* [Work required]: Output all the entries word for word. Omit the pictures.

Start Source material

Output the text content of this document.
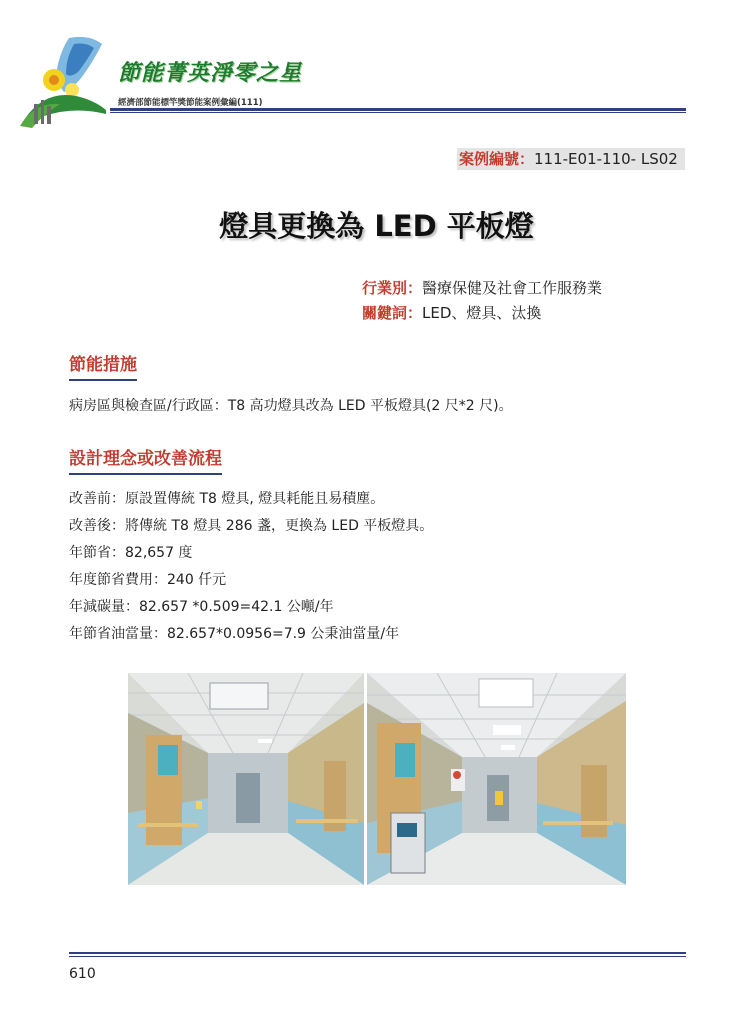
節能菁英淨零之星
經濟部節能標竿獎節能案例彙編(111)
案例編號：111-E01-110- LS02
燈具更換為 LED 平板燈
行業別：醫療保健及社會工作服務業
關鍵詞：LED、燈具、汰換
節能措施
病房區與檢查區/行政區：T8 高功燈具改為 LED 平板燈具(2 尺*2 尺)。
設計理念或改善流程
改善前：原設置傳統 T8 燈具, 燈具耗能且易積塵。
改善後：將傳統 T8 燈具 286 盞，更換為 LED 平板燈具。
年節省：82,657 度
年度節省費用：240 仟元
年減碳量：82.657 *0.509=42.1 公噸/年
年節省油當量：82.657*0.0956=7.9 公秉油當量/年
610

End Source material

* [Problem solution]:
Output the text content of this document.
節能菁英淨零之星
經濟部節能標竿獎節能案例彙編(111)
案例編號：111-E01-110- LS02
燈具更換為 LED 平板燈
行業別：醫療保健及社會工作服務業
關鍵詞：LED、燈具、汰換
節能措施
病房區與檢查區/行政區：T8 高功燈具改為 LED 平板燈具(2 尺*2 尺)。
設計理念或改善流程
改善前：原設置傳統 T8 燈具, 燈具耗能且易積塵。
改善後：將傳統 T8 燈具 286 盞，更換為 LED 平板燈具。
年節省：82,657 度
年度節省費用：240 仟元
年減碳量：82.657 *0.509=42.1 公噸/年
年節省油當量：82.657*0.0956=7.9 公秉油當量/年
610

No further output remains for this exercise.